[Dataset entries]
════════════════════

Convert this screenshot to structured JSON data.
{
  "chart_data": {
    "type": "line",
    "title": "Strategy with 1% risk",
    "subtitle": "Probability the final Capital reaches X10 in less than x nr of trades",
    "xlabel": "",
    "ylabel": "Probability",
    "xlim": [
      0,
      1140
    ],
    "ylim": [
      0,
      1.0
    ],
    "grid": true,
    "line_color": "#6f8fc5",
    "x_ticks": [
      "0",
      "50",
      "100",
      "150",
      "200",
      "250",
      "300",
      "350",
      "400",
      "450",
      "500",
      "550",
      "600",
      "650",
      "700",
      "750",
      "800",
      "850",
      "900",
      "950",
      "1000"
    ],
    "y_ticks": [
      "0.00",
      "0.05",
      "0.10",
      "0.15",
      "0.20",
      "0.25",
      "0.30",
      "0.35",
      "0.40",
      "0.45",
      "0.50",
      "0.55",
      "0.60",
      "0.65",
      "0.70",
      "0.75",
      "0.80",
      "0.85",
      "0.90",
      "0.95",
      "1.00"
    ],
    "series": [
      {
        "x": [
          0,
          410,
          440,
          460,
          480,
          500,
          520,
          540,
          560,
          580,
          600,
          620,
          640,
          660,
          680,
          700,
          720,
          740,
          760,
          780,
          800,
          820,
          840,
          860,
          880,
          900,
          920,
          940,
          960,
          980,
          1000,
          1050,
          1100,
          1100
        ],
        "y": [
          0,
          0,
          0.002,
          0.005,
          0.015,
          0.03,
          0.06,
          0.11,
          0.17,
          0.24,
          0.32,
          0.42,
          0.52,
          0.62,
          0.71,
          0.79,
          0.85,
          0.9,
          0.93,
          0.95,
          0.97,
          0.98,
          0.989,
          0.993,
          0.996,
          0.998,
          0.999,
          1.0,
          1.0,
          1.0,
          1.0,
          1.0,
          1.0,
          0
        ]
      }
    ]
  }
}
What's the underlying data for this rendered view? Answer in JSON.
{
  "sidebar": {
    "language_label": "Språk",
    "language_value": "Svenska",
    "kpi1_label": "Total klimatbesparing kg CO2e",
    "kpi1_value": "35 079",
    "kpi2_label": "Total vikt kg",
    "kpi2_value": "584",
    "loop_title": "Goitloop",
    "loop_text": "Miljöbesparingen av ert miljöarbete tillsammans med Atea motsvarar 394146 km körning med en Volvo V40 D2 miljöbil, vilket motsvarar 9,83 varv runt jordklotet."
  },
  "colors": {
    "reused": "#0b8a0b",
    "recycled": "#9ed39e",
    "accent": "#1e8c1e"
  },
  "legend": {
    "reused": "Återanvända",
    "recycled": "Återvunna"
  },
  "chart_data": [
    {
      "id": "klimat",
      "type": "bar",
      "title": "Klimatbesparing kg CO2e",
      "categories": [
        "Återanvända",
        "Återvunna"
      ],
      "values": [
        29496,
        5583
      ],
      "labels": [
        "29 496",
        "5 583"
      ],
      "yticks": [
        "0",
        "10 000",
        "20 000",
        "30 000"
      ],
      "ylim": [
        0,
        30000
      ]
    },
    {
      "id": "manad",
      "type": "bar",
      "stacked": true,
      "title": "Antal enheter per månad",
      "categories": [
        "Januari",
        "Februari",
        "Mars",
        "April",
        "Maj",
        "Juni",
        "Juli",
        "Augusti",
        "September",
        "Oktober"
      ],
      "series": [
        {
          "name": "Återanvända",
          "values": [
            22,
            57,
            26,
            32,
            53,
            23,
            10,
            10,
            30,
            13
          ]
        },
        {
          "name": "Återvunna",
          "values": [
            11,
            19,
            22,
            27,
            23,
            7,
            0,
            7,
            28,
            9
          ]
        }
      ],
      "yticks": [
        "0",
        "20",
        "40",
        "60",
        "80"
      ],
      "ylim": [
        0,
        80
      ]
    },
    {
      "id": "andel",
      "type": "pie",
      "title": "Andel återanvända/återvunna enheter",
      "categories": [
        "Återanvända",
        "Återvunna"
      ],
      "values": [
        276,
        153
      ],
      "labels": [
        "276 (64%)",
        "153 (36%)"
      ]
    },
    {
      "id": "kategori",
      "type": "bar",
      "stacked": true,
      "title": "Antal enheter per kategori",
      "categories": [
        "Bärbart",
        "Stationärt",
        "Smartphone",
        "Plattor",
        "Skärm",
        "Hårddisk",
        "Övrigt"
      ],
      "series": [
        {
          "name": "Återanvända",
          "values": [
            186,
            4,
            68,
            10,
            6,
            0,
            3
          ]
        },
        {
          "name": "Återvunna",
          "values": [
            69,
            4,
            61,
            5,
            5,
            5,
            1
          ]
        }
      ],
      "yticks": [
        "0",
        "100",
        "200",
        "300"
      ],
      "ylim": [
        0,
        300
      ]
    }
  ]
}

════════════════════

§ Stated task: Reproduce the entire listing word for word.

§ Correct output:
Convert this screenshot to structured JSON data.
{
  "chart_data": {
    "type": "line",
    "title": "Strategy with 1% risk",
    "subtitle": "Probability the final Capital reaches X10 in less than x nr of trades",
    "xlabel": "",
    "ylabel": "Probability",
    "xlim": [
      0,
      1140
    ],
    "ylim": [
      0,
      1.0
    ],
    "grid": true,
    "line_color": "#6f8fc5",
    "x_ticks": [
      "0",
      "50",
      "100",
      "150",
      "200",
      "250",
      "300",
      "350",
      "400",
      "450",
      "500",
      "550",
      "600",
      "650",
      "700",
      "750",
      "800",
      "850",
      "900",
      "950",
      "1000"
    ],
    "y_ticks": [
      "0.00",
      "0.05",
      "0.10",
      "0.15",
      "0.20",
      "0.25",
      "0.30",
      "0.35",
      "0.40",
      "0.45",
      "0.50",
      "0.55",
      "0.60",
      "0.65",
      "0.70",
      "0.75",
      "0.80",
      "0.85",
      "0.90",
      "0.95",
      "1.00"
    ],
    "series": [
      {
        "x": [
          0,
          410,
          440,
          460,
          480,
          500,
          520,
          540,
          560,
          580,
          600,
          620,
          640,
          660,
          680,
          700,
          720,
          740,
          760,
          780,
          800,
          820,
          840,
          860,
          880,
          900,
          920,
          940,
          960,
          980,
          1000,
          1050,
          1100,
          1100
        ],
        "y": [
          0,
          0,
          0.002,
          0.005,
          0.015,
          0.03,
          0.06,
          0.11,
          0.17,
          0.24,
          0.32,
          0.42,
          0.52,
          0.62,
          0.71,
          0.79,
          0.85,
          0.9,
          0.93,
          0.95,
          0.97,
          0.98,
          0.989,
          0.993,
          0.996,
          0.998,
          0.999,
          1.0,
          1.0,
          1.0,
          1.0,
          1.0,
          1.0,
          0
        ]
      }
    ]
  }
}
What's the underlying data for this rendered view? Answer in JSON.
{
  "sidebar": {
    "language_label": "Språk",
    "language_value": "Svenska",
    "kpi1_label": "Total klimatbesparing kg CO2e",
    "kpi1_value": "35 079",
    "kpi2_label": "Total vikt kg",
    "kpi2_value": "584",
    "loop_title": "Goitloop",
    "loop_text": "Miljöbesparingen av ert miljöarbete tillsammans med Atea motsvarar 394146 km körning med en Volvo V40 D2 miljöbil, vilket motsvarar 9,83 varv runt jordklotet."
  },
  "colors": {
    "reused": "#0b8a0b",
    "recycled": "#9ed39e",
    "accent": "#1e8c1e"
  },
  "legend": {
    "reused": "Återanvända",
    "recycled": "Återvunna"
  },
  "chart_data": [
    {
      "id": "klimat",
      "type": "bar",
      "title": "Klimatbesparing kg CO2e",
      "categories": [
        "Återanvända",
        "Återvunna"
      ],
      "values": [
        29496,
        5583
      ],
      "labels": [
        "29 496",
        "5 583"
      ],
      "yticks": [
        "0",
        "10 000",
        "20 000",
        "30 000"
      ],
      "ylim": [
        0,
        30000
      ]
    },
    {
      "id": "manad",
      "type": "bar",
      "stacked": true,
      "title": "Antal enheter per månad",
      "categories": [
        "Januari",
        "Februari",
        "Mars",
        "April",
        "Maj",
        "Juni",
        "Juli",
        "Augusti",
        "September",
        "Oktober"
      ],
      "series": [
        {
          "name": "Återanvända",
          "values": [
            22,
            57,
            26,
            32,
            53,
            23,
            10,
            10,
            30,
            13
          ]
        },
        {
          "name": "Återvunna",
          "values": [
            11,
            19,
            22,
            27,
            23,
            7,
            0,
            7,
            28,
            9
          ]
        }
      ],
      "yticks": [
        "0",
        "20",
        "40",
        "60",
        "80"
      ],
      "ylim": [
        0,
        80
      ]
    },
    {
      "id": "andel",
      "type": "pie",
      "title": "Andel återanvända/återvunna enheter",
      "categories": [
        "Återanvända",
        "Återvunna"
      ],
      "values": [
        276,
        153
      ],
      "labels": [
        "276 (64%)",
        "153 (36%)"
      ]
    },
    {
      "id": "kategori",
      "type": "bar",
      "stacked": true,
      "title": "Antal enheter per kategori",
      "categories": [
        "Bärbart",
        "Stationärt",
        "Smartphone",
        "Plattor",
        "Skärm",
        "Hårddisk",
        "Övrigt"
      ],
      "series": [
        {
          "name": "Återanvända",
          "values": [
            186,
            4,
            68,
            10,
            6,
            0,
            3
          ]
        },
        {
          "name": "Återvunna",
          "values": [
            69,
            4,
            61,
            5,
            5,
            5,
            1
          ]
        }
      ],
      "yticks": [
        "0",
        "100",
        "200",
        "300"
      ],
      "ylim": [
        0,
        300
      ]
    }
  ]
}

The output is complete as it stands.